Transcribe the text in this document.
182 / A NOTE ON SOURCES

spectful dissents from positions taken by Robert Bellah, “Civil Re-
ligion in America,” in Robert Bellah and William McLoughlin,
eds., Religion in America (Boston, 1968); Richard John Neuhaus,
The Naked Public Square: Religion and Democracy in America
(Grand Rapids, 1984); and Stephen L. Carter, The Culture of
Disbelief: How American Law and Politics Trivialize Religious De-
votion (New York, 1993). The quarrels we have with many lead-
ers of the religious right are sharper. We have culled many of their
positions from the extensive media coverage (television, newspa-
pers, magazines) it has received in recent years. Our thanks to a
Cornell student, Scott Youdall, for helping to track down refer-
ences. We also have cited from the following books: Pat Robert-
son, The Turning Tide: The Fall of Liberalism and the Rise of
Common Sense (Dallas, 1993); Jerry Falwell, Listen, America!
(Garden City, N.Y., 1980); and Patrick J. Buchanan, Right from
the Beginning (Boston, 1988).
- - -
● **Goal of the exercise**
Copy every line above that includes the string "Religion".

● **Solution for this task**
eds., Religion in America (Boston, 1968); Richard John Neuhaus,
The Naked Public Square: Religion and Democracy in America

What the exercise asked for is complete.